**Goal of the exercise**: Copy all of the material word for word, except for the pictures.

>> Begin Material provided

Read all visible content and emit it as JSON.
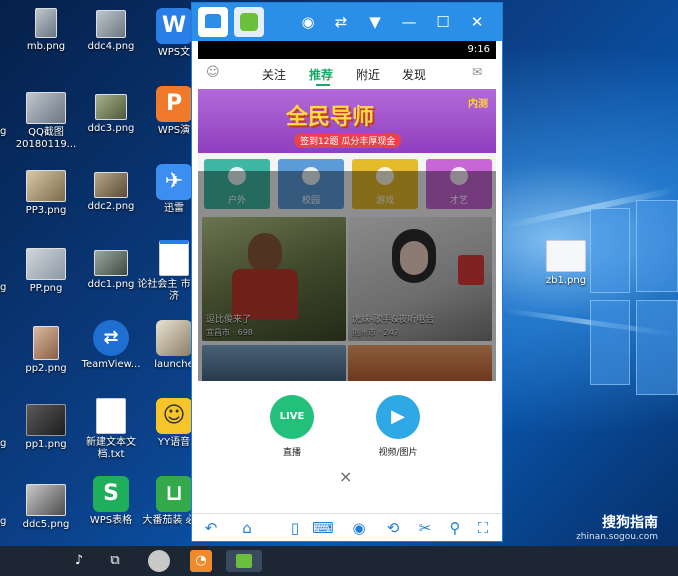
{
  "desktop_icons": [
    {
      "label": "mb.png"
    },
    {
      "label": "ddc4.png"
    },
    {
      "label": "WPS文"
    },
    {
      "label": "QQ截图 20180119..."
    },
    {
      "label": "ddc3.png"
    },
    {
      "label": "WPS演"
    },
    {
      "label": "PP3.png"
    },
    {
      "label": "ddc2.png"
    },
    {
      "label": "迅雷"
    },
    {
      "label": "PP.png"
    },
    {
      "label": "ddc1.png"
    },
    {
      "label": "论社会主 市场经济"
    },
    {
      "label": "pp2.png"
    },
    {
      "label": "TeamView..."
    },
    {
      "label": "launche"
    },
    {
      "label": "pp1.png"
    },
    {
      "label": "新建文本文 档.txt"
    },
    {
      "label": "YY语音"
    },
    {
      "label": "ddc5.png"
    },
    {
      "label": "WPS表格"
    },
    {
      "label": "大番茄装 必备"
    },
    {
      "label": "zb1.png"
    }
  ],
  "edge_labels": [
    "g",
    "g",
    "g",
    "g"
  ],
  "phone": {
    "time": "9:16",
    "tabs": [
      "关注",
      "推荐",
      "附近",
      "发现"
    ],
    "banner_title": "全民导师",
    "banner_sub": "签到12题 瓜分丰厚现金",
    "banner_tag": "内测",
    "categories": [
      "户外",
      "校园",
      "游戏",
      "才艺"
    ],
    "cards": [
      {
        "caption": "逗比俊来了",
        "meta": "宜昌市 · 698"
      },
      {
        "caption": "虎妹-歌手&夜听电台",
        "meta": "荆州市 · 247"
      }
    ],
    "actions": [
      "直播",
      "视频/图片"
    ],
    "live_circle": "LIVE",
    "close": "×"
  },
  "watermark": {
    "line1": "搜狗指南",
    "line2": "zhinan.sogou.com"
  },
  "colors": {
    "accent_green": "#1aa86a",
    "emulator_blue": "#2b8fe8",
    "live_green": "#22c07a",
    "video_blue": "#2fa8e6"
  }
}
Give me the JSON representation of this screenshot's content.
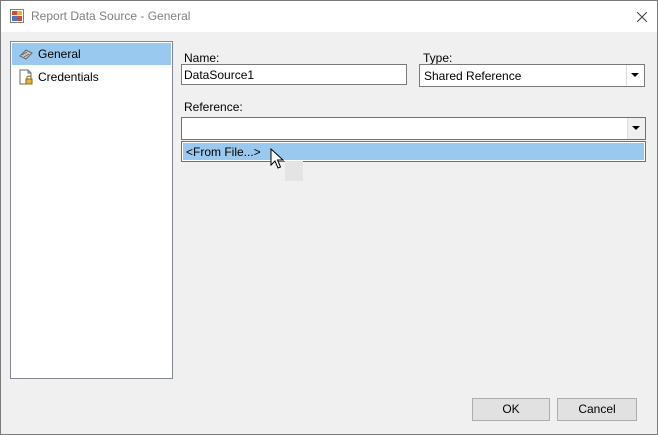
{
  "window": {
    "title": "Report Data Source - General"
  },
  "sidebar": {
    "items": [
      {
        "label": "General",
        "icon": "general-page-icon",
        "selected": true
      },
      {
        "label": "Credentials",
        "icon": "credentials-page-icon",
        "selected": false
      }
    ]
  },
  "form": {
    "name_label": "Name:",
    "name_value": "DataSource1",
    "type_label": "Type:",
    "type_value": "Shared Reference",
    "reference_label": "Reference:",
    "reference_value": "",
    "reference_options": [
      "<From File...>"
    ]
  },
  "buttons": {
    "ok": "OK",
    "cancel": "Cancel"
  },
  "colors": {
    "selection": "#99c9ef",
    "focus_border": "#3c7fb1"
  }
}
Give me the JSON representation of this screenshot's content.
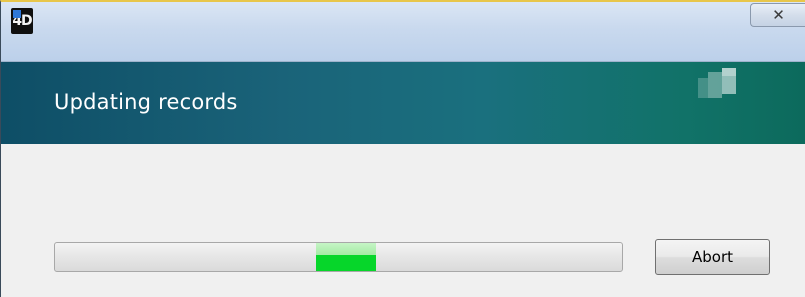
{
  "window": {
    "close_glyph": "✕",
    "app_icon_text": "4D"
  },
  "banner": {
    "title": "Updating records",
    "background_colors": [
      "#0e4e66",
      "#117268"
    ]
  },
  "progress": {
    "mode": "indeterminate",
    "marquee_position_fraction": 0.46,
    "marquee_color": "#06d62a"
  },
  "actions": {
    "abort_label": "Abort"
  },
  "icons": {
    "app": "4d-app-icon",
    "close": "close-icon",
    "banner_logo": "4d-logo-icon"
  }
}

>> End Material provided

**Worked answer**:
Read all visible content and emit it as JSON.
{
  "desktop_icons": [
    {
      "label": "mb.png"
    },
    {
      "label": "ddc4.png"
    },
    {
      "label": "WPS文"
    },
    {
      "label": "QQ截图 20180119..."
    },
    {
      "label": "ddc3.png"
    },
    {
      "label": "WPS演"
    },
    {
      "label": "PP3.png"
    },
    {
      "label": "ddc2.png"
    },
    {
      "label": "迅雷"
    },
    {
      "label": "PP.png"
    },
    {
      "label": "ddc1.png"
    },
    {
      "label": "论社会主 市场经济"
    },
    {
      "label": "pp2.png"
    },
    {
      "label": "TeamView..."
    },
    {
      "label": "launche"
    },
    {
      "label": "pp1.png"
    },
    {
      "label": "新建文本文 档.txt"
    },
    {
      "label": "YY语音"
    },
    {
      "label": "ddc5.png"
    },
    {
      "label": "WPS表格"
    },
    {
      "label": "大番茄装 必备"
    },
    {
      "label": "zb1.png"
    }
  ],
  "edge_labels": [
    "g",
    "g",
    "g",
    "g"
  ],
  "phone": {
    "time": "9:16",
    "tabs": [
      "关注",
      "推荐",
      "附近",
      "发现"
    ],
    "banner_title": "全民导师",
    "banner_sub": "签到12题 瓜分丰厚现金",
    "banner_tag": "内测",
    "categories": [
      "户外",
      "校园",
      "游戏",
      "才艺"
    ],
    "cards": [
      {
        "caption": "逗比俊来了",
        "meta": "宜昌市 · 698"
      },
      {
        "caption": "虎妹-歌手&夜听电台",
        "meta": "荆州市 · 247"
      }
    ],
    "actions": [
      "直播",
      "视频/图片"
    ],
    "live_circle": "LIVE",
    "close": "×"
  },
  "watermark": {
    "line1": "搜狗指南",
    "line2": "zhinan.sogou.com"
  },
  "colors": {
    "accent_green": "#1aa86a",
    "emulator_blue": "#2b8fe8",
    "live_green": "#22c07a",
    "video_blue": "#2fa8e6"
  }
}
Give me the JSON representation of this screenshot's content.
{
  "window": {
    "title": "Report Data Source - General"
  },
  "sidebar": {
    "items": [
      {
        "label": "General",
        "icon": "general-page-icon",
        "selected": true
      },
      {
        "label": "Credentials",
        "icon": "credentials-page-icon",
        "selected": false
      }
    ]
  },
  "form": {
    "name_label": "Name:",
    "name_value": "DataSource1",
    "type_label": "Type:",
    "type_value": "Shared Reference",
    "reference_label": "Reference:",
    "reference_value": "",
    "reference_options": [
      "<From File...>"
    ]
  },
  "buttons": {
    "ok": "OK",
    "cancel": "Cancel"
  },
  "colors": {
    "selection": "#99c9ef",
    "focus_border": "#3c7fb1"
  }
}
Give me the JSON representation of this screenshot's content.
{
  "window": {
    "close_glyph": "✕",
    "app_icon_text": "4D"
  },
  "banner": {
    "title": "Updating records",
    "background_colors": [
      "#0e4e66",
      "#117268"
    ]
  },
  "progress": {
    "mode": "indeterminate",
    "marquee_position_fraction": 0.46,
    "marquee_color": "#06d62a"
  },
  "actions": {
    "abort_label": "Abort"
  },
  "icons": {
    "app": "4d-app-icon",
    "close": "close-icon",
    "banner_logo": "4d-logo-icon"
  }
}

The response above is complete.